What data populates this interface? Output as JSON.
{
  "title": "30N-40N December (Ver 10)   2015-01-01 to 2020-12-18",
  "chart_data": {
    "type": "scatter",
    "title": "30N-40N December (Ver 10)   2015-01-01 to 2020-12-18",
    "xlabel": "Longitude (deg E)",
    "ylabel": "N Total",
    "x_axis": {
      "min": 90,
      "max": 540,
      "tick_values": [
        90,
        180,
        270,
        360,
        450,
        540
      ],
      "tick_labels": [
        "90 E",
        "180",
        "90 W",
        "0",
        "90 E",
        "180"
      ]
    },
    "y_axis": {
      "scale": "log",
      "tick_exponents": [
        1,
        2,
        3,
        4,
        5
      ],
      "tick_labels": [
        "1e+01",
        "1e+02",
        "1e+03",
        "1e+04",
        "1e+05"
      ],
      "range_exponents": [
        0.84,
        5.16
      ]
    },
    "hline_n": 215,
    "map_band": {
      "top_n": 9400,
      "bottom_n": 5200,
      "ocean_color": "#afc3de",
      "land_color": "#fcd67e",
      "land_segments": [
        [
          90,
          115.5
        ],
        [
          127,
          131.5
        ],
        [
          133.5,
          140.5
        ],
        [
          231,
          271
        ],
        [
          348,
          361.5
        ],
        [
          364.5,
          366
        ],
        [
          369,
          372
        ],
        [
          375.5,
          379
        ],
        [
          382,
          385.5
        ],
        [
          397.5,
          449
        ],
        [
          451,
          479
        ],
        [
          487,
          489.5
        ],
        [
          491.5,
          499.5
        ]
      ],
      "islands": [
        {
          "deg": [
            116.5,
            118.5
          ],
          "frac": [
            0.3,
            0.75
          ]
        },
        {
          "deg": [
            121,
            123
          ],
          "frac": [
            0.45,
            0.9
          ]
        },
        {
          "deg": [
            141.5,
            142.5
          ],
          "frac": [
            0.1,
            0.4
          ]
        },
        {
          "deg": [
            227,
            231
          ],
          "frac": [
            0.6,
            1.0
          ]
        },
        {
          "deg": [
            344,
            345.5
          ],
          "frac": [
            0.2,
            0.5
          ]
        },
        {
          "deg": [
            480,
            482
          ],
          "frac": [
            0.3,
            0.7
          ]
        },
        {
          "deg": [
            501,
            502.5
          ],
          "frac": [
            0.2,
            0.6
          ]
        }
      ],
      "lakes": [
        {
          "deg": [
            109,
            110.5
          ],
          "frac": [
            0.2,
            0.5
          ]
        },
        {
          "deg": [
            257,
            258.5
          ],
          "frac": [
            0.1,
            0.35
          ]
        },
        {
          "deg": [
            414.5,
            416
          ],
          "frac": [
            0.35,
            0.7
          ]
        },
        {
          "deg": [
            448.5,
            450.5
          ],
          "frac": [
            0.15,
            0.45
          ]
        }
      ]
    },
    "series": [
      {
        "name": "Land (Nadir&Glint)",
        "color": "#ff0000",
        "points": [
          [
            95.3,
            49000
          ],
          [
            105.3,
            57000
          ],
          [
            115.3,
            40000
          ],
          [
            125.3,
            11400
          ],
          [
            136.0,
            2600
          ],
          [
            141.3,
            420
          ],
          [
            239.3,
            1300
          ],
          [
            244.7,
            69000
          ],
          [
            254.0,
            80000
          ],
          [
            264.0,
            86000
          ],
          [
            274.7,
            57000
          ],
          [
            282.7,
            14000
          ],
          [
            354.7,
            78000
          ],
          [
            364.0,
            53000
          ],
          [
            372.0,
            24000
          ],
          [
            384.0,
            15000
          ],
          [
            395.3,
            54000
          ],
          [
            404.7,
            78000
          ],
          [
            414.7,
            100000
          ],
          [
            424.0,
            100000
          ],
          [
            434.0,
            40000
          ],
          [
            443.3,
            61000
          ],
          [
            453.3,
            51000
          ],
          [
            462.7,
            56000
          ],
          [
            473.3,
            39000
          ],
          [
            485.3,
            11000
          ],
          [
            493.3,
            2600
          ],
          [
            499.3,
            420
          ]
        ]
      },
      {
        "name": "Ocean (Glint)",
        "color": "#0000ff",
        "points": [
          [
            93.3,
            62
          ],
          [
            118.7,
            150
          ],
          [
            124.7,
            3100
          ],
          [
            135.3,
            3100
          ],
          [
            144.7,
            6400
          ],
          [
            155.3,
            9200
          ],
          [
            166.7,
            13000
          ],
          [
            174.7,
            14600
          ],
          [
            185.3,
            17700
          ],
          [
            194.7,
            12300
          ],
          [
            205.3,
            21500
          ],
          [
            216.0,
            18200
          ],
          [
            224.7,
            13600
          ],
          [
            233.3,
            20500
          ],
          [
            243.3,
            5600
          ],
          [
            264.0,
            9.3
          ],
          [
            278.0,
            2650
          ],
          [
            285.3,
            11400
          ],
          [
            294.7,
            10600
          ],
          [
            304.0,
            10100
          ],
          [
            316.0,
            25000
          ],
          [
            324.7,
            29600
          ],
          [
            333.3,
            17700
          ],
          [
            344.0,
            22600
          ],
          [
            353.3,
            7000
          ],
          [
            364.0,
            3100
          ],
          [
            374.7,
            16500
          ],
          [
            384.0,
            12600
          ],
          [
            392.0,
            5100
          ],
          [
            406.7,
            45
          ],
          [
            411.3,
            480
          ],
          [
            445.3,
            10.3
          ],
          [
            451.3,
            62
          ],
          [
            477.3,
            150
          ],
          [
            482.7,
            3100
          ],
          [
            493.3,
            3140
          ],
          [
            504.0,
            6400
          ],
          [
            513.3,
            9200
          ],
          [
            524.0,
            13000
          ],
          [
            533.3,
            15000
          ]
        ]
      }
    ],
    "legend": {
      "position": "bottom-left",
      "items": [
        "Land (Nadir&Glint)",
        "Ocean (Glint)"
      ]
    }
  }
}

GIVEN REQUEST - Print the material verbatim, all of it.

TASK SOLUTION -
What data populates this interface? Output as JSON.
{
  "title": "30N-40N December (Ver 10)   2015-01-01 to 2020-12-18",
  "chart_data": {
    "type": "scatter",
    "title": "30N-40N December (Ver 10)   2015-01-01 to 2020-12-18",
    "xlabel": "Longitude (deg E)",
    "ylabel": "N Total",
    "x_axis": {
      "min": 90,
      "max": 540,
      "tick_values": [
        90,
        180,
        270,
        360,
        450,
        540
      ],
      "tick_labels": [
        "90 E",
        "180",
        "90 W",
        "0",
        "90 E",
        "180"
      ]
    },
    "y_axis": {
      "scale": "log",
      "tick_exponents": [
        1,
        2,
        3,
        4,
        5
      ],
      "tick_labels": [
        "1e+01",
        "1e+02",
        "1e+03",
        "1e+04",
        "1e+05"
      ],
      "range_exponents": [
        0.84,
        5.16
      ]
    },
    "hline_n": 215,
    "map_band": {
      "top_n": 9400,
      "bottom_n": 5200,
      "ocean_color": "#afc3de",
      "land_color": "#fcd67e",
      "land_segments": [
        [
          90,
          115.5
        ],
        [
          127,
          131.5
        ],
        [
          133.5,
          140.5
        ],
        [
          231,
          271
        ],
        [
          348,
          361.5
        ],
        [
          364.5,
          366
        ],
        [
          369,
          372
        ],
        [
          375.5,
          379
        ],
        [
          382,
          385.5
        ],
        [
          397.5,
          449
        ],
        [
          451,
          479
        ],
        [
          487,
          489.5
        ],
        [
          491.5,
          499.5
        ]
      ],
      "islands": [
        {
          "deg": [
            116.5,
            118.5
          ],
          "frac": [
            0.3,
            0.75
          ]
        },
        {
          "deg": [
            121,
            123
          ],
          "frac": [
            0.45,
            0.9
          ]
        },
        {
          "deg": [
            141.5,
            142.5
          ],
          "frac": [
            0.1,
            0.4
          ]
        },
        {
          "deg": [
            227,
            231
          ],
          "frac": [
            0.6,
            1.0
          ]
        },
        {
          "deg": [
            344,
            345.5
          ],
          "frac": [
            0.2,
            0.5
          ]
        },
        {
          "deg": [
            480,
            482
          ],
          "frac": [
            0.3,
            0.7
          ]
        },
        {
          "deg": [
            501,
            502.5
          ],
          "frac": [
            0.2,
            0.6
          ]
        }
      ],
      "lakes": [
        {
          "deg": [
            109,
            110.5
          ],
          "frac": [
            0.2,
            0.5
          ]
        },
        {
          "deg": [
            257,
            258.5
          ],
          "frac": [
            0.1,
            0.35
          ]
        },
        {
          "deg": [
            414.5,
            416
          ],
          "frac": [
            0.35,
            0.7
          ]
        },
        {
          "deg": [
            448.5,
            450.5
          ],
          "frac": [
            0.15,
            0.45
          ]
        }
      ]
    },
    "series": [
      {
        "name": "Land (Nadir&Glint)",
        "color": "#ff0000",
        "points": [
          [
            95.3,
            49000
          ],
          [
            105.3,
            57000
          ],
          [
            115.3,
            40000
          ],
          [
            125.3,
            11400
          ],
          [
            136.0,
            2600
          ],
          [
            141.3,
            420
          ],
          [
            239.3,
            1300
          ],
          [
            244.7,
            69000
          ],
          [
            254.0,
            80000
          ],
          [
            264.0,
            86000
          ],
          [
            274.7,
            57000
          ],
          [
            282.7,
            14000
          ],
          [
            354.7,
            78000
          ],
          [
            364.0,
            53000
          ],
          [
            372.0,
            24000
          ],
          [
            384.0,
            15000
          ],
          [
            395.3,
            54000
          ],
          [
            404.7,
            78000
          ],
          [
            414.7,
            100000
          ],
          [
            424.0,
            100000
          ],
          [
            434.0,
            40000
          ],
          [
            443.3,
            61000
          ],
          [
            453.3,
            51000
          ],
          [
            462.7,
            56000
          ],
          [
            473.3,
            39000
          ],
          [
            485.3,
            11000
          ],
          [
            493.3,
            2600
          ],
          [
            499.3,
            420
          ]
        ]
      },
      {
        "name": "Ocean (Glint)",
        "color": "#0000ff",
        "points": [
          [
            93.3,
            62
          ],
          [
            118.7,
            150
          ],
          [
            124.7,
            3100
          ],
          [
            135.3,
            3100
          ],
          [
            144.7,
            6400
          ],
          [
            155.3,
            9200
          ],
          [
            166.7,
            13000
          ],
          [
            174.7,
            14600
          ],
          [
            185.3,
            17700
          ],
          [
            194.7,
            12300
          ],
          [
            205.3,
            21500
          ],
          [
            216.0,
            18200
          ],
          [
            224.7,
            13600
          ],
          [
            233.3,
            20500
          ],
          [
            243.3,
            5600
          ],
          [
            264.0,
            9.3
          ],
          [
            278.0,
            2650
          ],
          [
            285.3,
            11400
          ],
          [
            294.7,
            10600
          ],
          [
            304.0,
            10100
          ],
          [
            316.0,
            25000
          ],
          [
            324.7,
            29600
          ],
          [
            333.3,
            17700
          ],
          [
            344.0,
            22600
          ],
          [
            353.3,
            7000
          ],
          [
            364.0,
            3100
          ],
          [
            374.7,
            16500
          ],
          [
            384.0,
            12600
          ],
          [
            392.0,
            5100
          ],
          [
            406.7,
            45
          ],
          [
            411.3,
            480
          ],
          [
            445.3,
            10.3
          ],
          [
            451.3,
            62
          ],
          [
            477.3,
            150
          ],
          [
            482.7,
            3100
          ],
          [
            493.3,
            3140
          ],
          [
            504.0,
            6400
          ],
          [
            513.3,
            9200
          ],
          [
            524.0,
            13000
          ],
          [
            533.3,
            15000
          ]
        ]
      }
    ],
    "legend": {
      "position": "bottom-left",
      "items": [
        "Land (Nadir&Glint)",
        "Ocean (Glint)"
      ]
    }
  }
}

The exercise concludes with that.